What follows is a listing; restate every line of it word for word.
── EXCERPTED RECORDS ──
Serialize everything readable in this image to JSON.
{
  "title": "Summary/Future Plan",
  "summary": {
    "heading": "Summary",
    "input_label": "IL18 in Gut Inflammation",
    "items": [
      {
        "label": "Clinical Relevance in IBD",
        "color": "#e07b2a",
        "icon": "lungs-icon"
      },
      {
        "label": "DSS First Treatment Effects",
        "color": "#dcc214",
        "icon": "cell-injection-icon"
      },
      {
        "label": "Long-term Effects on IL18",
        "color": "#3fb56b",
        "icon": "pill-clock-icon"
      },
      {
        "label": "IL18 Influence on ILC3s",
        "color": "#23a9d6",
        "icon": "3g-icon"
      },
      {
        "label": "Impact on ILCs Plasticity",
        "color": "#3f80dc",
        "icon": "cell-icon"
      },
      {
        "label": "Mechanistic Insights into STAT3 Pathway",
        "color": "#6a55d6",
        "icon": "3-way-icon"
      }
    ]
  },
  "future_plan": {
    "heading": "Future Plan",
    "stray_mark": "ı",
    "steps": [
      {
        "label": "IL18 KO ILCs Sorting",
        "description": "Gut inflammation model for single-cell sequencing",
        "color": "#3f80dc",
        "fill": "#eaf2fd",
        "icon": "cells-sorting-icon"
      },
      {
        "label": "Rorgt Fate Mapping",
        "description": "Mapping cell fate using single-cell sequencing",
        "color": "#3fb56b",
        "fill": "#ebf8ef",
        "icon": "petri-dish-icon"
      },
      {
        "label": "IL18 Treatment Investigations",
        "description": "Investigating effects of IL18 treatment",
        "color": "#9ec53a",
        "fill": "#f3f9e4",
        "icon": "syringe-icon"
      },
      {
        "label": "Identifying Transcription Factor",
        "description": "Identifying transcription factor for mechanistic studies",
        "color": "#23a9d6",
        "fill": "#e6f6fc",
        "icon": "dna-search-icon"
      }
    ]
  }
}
───
TASK RESULT:
Serialize everything readable in this image to JSON.
{
  "title": "Summary/Future Plan",
  "summary": {
    "heading": "Summary",
    "input_label": "IL18 in Gut Inflammation",
    "items": [
      {
        "label": "Clinical Relevance in IBD",
        "color": "#e07b2a",
        "icon": "lungs-icon"
      },
      {
        "label": "DSS First Treatment Effects",
        "color": "#dcc214",
        "icon": "cell-injection-icon"
      },
      {
        "label": "Long-term Effects on IL18",
        "color": "#3fb56b",
        "icon": "pill-clock-icon"
      },
      {
        "label": "IL18 Influence on ILC3s",
        "color": "#23a9d6",
        "icon": "3g-icon"
      },
      {
        "label": "Impact on ILCs Plasticity",
        "color": "#3f80dc",
        "icon": "cell-icon"
      },
      {
        "label": "Mechanistic Insights into STAT3 Pathway",
        "color": "#6a55d6",
        "icon": "3-way-icon"
      }
    ]
  },
  "future_plan": {
    "heading": "Future Plan",
    "stray_mark": "ı",
    "steps": [
      {
        "label": "IL18 KO ILCs Sorting",
        "description": "Gut inflammation model for single-cell sequencing",
        "color": "#3f80dc",
        "fill": "#eaf2fd",
        "icon": "cells-sorting-icon"
      },
      {
        "label": "Rorgt Fate Mapping",
        "description": "Mapping cell fate using single-cell sequencing",
        "color": "#3fb56b",
        "fill": "#ebf8ef",
        "icon": "petri-dish-icon"
      },
      {
        "label": "IL18 Treatment Investigations",
        "description": "Investigating effects of IL18 treatment",
        "color": "#9ec53a",
        "fill": "#f3f9e4",
        "icon": "syringe-icon"
      },
      {
        "label": "Identifying Transcription Factor",
        "description": "Identifying transcription factor for mechanistic studies",
        "color": "#23a9d6",
        "fill": "#e6f6fc",
        "icon": "dna-search-icon"
      }
    ]
  }
}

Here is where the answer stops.